-- Task brief --
From the page on default aggregations, copy word for word the passage that starts with "Understanding Aggregations" and goes on through "(e.g., total sales)".

Configuring Default Aggregations
Aggregations help summarize quantitative data across different groupings or time periods.
Understanding Aggregations
When to Use Aggregations
Aggregations are essential when you need to:
- Calculate sums of quantitative values (e.g., total sales)
- Find averages across groups (e.g., average temperature by city)
- Determine extreme values (e.g., maximum price per category)
- Count occurrences within groups
Configuring Default Aggregations
Setting Up in Schema
Use the defAggFn
attribute in your schema to specify default aggregation behavior:
const schema = [
{
name: "Horsepower",
type: "measure",
defAggFn: "avg",
},
{
name: "Maker",
type: "dimension",
},
];
info
When a default aggregation is specified, DataModel automatically applies it during any aggregation operation on that field.

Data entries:
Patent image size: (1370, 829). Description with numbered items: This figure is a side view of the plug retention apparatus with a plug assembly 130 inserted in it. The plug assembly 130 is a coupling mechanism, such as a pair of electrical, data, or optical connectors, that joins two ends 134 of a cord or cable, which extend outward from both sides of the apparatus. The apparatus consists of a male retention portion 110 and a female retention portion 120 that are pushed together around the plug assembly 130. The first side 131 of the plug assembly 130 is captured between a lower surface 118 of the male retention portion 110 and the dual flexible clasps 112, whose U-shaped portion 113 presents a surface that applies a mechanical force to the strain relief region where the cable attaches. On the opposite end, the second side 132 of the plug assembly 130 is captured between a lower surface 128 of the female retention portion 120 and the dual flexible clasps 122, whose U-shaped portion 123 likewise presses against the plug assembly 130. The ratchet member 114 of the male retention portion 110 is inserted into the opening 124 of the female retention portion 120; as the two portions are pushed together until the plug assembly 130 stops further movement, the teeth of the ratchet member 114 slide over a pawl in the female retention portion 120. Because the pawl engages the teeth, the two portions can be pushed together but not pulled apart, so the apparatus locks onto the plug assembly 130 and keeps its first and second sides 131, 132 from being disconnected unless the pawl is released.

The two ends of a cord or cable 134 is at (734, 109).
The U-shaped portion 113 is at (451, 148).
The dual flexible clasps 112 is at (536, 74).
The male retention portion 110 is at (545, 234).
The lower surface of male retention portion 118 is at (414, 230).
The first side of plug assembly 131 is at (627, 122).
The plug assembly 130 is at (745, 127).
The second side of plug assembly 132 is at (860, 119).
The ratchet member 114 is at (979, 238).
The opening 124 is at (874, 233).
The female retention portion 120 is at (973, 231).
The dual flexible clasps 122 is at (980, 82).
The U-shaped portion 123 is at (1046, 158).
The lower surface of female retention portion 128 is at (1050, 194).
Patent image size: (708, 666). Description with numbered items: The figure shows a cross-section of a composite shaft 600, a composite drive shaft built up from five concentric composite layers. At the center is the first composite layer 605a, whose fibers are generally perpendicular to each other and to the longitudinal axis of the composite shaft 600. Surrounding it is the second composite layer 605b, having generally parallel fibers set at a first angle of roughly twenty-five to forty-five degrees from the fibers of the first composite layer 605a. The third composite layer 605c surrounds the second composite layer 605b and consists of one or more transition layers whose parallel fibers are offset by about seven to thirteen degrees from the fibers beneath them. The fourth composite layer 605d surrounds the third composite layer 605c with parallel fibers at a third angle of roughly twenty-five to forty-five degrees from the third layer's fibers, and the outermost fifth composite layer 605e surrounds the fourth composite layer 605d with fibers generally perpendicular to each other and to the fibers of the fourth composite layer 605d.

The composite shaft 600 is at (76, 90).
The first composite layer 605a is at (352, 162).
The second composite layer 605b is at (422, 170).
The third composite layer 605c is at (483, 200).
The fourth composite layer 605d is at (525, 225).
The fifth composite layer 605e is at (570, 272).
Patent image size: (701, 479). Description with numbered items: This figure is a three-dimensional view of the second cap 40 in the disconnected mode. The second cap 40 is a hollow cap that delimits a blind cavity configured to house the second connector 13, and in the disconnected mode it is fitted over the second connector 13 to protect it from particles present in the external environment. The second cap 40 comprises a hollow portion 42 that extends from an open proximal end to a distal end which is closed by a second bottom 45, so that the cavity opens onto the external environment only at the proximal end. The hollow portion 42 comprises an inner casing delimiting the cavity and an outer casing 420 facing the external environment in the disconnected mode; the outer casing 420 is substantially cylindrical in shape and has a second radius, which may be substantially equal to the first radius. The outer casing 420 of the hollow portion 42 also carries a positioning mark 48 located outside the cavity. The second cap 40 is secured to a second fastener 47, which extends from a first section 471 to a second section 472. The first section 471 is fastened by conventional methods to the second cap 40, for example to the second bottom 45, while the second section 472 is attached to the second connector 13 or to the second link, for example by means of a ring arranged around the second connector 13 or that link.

-- Completed task --
Understanding Aggregations
When to Use Aggregations
Aggregations are essential when you need to:
- Calculate sums of quantitative values (e.g., total sales)